Answer with one number only: the number of lines that include the word "average".

## Working data:
___

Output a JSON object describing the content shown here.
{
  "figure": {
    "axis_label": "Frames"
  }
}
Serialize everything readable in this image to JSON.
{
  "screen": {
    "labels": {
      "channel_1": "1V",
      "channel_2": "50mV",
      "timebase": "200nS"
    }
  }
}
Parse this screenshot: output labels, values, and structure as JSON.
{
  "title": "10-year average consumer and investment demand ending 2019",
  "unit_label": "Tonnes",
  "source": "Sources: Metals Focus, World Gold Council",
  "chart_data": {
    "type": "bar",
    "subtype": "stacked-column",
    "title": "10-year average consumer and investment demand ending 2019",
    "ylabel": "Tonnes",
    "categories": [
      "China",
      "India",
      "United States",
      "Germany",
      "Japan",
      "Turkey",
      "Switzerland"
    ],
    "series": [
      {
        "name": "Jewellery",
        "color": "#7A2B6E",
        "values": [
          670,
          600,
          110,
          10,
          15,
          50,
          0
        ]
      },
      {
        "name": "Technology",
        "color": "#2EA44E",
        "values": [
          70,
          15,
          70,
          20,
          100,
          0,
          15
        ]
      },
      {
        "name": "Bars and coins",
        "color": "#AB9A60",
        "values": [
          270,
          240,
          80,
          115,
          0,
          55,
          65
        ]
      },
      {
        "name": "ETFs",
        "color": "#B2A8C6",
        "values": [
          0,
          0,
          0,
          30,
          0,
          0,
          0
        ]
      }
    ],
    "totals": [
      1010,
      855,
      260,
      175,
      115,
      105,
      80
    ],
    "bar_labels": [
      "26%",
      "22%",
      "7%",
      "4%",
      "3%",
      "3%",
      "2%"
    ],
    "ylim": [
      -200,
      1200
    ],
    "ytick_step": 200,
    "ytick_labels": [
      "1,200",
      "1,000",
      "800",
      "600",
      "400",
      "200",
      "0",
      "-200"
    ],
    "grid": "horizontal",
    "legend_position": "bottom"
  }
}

___

## Exercise solution:
2